▶ Task prompt: Repeat the following lines word for word.

▶ Rows:
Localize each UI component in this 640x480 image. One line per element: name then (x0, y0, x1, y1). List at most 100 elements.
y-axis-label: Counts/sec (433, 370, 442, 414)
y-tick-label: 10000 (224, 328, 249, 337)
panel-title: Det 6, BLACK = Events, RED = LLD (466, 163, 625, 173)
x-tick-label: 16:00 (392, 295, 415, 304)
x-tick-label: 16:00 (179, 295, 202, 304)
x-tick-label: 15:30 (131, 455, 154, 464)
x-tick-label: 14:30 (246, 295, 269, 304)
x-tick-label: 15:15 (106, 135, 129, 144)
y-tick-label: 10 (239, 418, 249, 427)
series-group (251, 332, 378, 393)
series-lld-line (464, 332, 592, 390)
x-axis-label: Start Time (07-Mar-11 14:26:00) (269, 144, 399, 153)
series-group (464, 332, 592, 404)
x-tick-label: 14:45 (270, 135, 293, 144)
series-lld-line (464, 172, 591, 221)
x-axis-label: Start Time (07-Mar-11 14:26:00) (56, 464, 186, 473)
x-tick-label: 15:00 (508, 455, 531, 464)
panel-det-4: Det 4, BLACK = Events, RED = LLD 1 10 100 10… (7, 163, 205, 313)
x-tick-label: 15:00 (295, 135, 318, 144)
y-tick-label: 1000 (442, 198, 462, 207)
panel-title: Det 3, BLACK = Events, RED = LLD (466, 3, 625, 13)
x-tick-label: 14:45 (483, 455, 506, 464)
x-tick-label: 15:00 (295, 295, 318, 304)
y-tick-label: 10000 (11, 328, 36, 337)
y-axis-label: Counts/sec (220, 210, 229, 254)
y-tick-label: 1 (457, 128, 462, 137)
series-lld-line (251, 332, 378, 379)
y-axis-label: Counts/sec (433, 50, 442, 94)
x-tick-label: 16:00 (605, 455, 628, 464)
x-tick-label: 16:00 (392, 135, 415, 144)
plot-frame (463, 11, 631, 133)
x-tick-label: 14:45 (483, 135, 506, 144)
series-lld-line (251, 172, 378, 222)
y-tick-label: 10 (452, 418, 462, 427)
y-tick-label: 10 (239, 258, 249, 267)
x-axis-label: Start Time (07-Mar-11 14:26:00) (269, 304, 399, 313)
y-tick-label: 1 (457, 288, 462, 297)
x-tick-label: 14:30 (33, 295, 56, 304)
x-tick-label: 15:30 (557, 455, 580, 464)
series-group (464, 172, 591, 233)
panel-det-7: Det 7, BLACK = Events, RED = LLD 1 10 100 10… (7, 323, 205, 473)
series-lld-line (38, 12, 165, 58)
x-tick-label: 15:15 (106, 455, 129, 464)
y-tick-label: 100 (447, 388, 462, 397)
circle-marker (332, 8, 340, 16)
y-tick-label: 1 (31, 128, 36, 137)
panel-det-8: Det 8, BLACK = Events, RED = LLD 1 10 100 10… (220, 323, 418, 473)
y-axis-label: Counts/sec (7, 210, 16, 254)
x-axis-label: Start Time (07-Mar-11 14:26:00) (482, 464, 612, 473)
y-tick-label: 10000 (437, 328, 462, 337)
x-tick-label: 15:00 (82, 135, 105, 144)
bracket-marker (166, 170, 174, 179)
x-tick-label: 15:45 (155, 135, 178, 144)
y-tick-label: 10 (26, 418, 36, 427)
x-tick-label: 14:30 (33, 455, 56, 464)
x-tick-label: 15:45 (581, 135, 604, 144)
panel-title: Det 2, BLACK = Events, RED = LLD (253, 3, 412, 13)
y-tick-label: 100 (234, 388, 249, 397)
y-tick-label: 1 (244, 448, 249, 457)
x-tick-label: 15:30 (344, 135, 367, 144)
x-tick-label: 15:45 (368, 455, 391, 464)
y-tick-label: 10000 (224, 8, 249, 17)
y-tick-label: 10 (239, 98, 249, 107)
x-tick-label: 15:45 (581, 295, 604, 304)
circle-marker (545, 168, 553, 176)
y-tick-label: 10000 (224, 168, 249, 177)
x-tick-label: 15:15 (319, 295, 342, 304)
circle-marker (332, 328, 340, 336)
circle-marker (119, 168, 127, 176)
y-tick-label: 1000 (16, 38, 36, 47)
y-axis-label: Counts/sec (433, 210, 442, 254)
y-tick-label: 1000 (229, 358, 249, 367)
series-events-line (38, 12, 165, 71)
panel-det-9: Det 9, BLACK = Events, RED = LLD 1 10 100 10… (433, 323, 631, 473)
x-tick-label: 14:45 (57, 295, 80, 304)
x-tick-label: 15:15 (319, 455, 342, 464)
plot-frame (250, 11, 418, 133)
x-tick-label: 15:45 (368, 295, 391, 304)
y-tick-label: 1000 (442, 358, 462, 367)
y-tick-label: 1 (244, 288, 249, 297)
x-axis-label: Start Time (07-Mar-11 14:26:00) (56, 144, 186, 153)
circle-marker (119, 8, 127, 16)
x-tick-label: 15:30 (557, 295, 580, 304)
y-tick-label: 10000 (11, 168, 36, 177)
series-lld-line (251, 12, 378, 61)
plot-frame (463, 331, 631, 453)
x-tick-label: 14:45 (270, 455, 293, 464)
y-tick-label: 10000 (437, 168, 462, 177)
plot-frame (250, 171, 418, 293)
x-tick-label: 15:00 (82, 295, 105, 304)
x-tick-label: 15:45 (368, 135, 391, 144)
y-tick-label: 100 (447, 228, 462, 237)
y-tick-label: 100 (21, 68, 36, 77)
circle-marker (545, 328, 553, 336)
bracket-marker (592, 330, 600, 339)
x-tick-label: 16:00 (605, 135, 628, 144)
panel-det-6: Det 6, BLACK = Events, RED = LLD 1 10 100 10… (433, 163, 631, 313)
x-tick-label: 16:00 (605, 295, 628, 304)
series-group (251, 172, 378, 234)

▶ Result of this exercise:
Localize each UI component in this 640x480 image. One line per element: name then (x0, y0, x1, y1). List at most 100 elements.
y-axis-label: Counts/sec (433, 370, 442, 414)
y-tick-label: 10000 (224, 328, 249, 337)
panel-title: Det 6, BLACK = Events, RED = LLD (466, 163, 625, 173)
x-tick-label: 16:00 (392, 295, 415, 304)
x-tick-label: 16:00 (179, 295, 202, 304)
x-tick-label: 15:30 (131, 455, 154, 464)
x-tick-label: 14:30 (246, 295, 269, 304)
x-tick-label: 15:15 (106, 135, 129, 144)
y-tick-label: 10 (239, 418, 249, 427)
series-group (251, 332, 378, 393)
series-lld-line (464, 332, 592, 390)
x-axis-label: Start Time (07-Mar-11 14:26:00) (269, 144, 399, 153)
series-group (464, 332, 592, 404)
x-tick-label: 14:45 (270, 135, 293, 144)
series-lld-line (464, 172, 591, 221)
x-axis-label: Start Time (07-Mar-11 14:26:00) (56, 464, 186, 473)
x-tick-label: 15:00 (508, 455, 531, 464)
panel-det-4: Det 4, BLACK = Events, RED = LLD 1 10 100 10… (7, 163, 205, 313)
x-tick-label: 15:00 (295, 135, 318, 144)
y-tick-label: 1000 (442, 198, 462, 207)
panel-title: Det 3, BLACK = Events, RED = LLD (466, 3, 625, 13)
x-tick-label: 14:45 (483, 455, 506, 464)
x-tick-label: 15:00 (295, 295, 318, 304)
y-tick-label: 10000 (11, 328, 36, 337)
y-axis-label: Counts/sec (220, 210, 229, 254)
y-tick-label: 1 (457, 128, 462, 137)
series-lld-line (251, 332, 378, 379)
y-axis-label: Counts/sec (433, 50, 442, 94)
x-tick-label: 16:00 (605, 455, 628, 464)
x-tick-label: 16:00 (392, 135, 415, 144)
plot-frame (463, 11, 631, 133)
x-tick-label: 14:45 (483, 135, 506, 144)
series-lld-line (251, 172, 378, 222)
y-tick-label: 10 (452, 418, 462, 427)
y-tick-label: 10 (239, 258, 249, 267)
x-axis-label: Start Time (07-Mar-11 14:26:00) (269, 304, 399, 313)
y-tick-label: 1 (457, 288, 462, 297)
x-tick-label: 14:30 (33, 295, 56, 304)
x-tick-label: 15:30 (557, 455, 580, 464)
series-group (464, 172, 591, 233)
panel-det-7: Det 7, BLACK = Events, RED = LLD 1 10 100 10… (7, 323, 205, 473)
series-lld-line (38, 12, 165, 58)
x-tick-label: 15:15 (106, 455, 129, 464)
y-tick-label: 100 (447, 388, 462, 397)
circle-marker (332, 8, 340, 16)
y-tick-label: 1 (31, 128, 36, 137)
panel-det-8: Det 8, BLACK = Events, RED = LLD 1 10 100 10… (220, 323, 418, 473)
y-axis-label: Counts/sec (7, 210, 16, 254)
x-axis-label: Start Time (07-Mar-11 14:26:00) (482, 464, 612, 473)
y-tick-label: 10000 (437, 328, 462, 337)
x-tick-label: 15:00 (82, 135, 105, 144)
bracket-marker (166, 170, 174, 179)
x-tick-label: 15:45 (155, 135, 178, 144)
y-tick-label: 10 (26, 418, 36, 427)
x-tick-label: 14:30 (33, 455, 56, 464)
x-tick-label: 15:45 (581, 135, 604, 144)
panel-title: Det 2, BLACK = Events, RED = LLD (253, 3, 412, 13)
y-tick-label: 100 (234, 388, 249, 397)
y-tick-label: 1 (244, 448, 249, 457)
x-tick-label: 15:30 (344, 135, 367, 144)
x-tick-label: 15:45 (368, 455, 391, 464)
y-tick-label: 10000 (224, 8, 249, 17)
y-tick-label: 10 (239, 98, 249, 107)
x-tick-label: 15:45 (581, 295, 604, 304)
circle-marker (545, 168, 553, 176)
y-tick-label: 10000 (224, 168, 249, 177)
x-tick-label: 15:15 (319, 295, 342, 304)
circle-marker (332, 328, 340, 336)
circle-marker (119, 168, 127, 176)
y-tick-label: 1000 (16, 38, 36, 47)
y-axis-label: Counts/sec (433, 210, 442, 254)
y-tick-label: 1000 (229, 358, 249, 367)
series-events-line (38, 12, 165, 71)
panel-det-9: Det 9, BLACK = Events, RED = LLD 1 10 100 10… (433, 323, 631, 473)
x-tick-label: 14:45 (57, 295, 80, 304)
x-tick-label: 15:15 (319, 455, 342, 464)
plot-frame (250, 11, 418, 133)
x-tick-label: 15:45 (368, 295, 391, 304)
y-tick-label: 1000 (442, 358, 462, 367)
y-tick-label: 1 (244, 288, 249, 297)
x-axis-label: Start Time (07-Mar-11 14:26:00) (56, 144, 186, 153)
circle-marker (119, 8, 127, 16)
x-tick-label: 15:30 (557, 295, 580, 304)
y-tick-label: 10000 (11, 168, 36, 177)
series-lld-line (251, 12, 378, 61)
plot-frame (463, 331, 631, 453)
x-tick-label: 14:45 (270, 455, 293, 464)
y-tick-label: 10000 (437, 168, 462, 177)
plot-frame (250, 171, 418, 293)
x-tick-label: 15:00 (82, 295, 105, 304)
x-tick-label: 15:45 (368, 135, 391, 144)
y-tick-label: 100 (447, 228, 462, 237)
y-tick-label: 100 (21, 68, 36, 77)
circle-marker (545, 328, 553, 336)
bracket-marker (592, 330, 600, 339)
x-tick-label: 16:00 (605, 135, 628, 144)
panel-det-6: Det 6, BLACK = Events, RED = LLD 1 10 100 10… (433, 163, 631, 313)
x-tick-label: 16:00 (605, 295, 628, 304)
series-group (251, 172, 378, 234)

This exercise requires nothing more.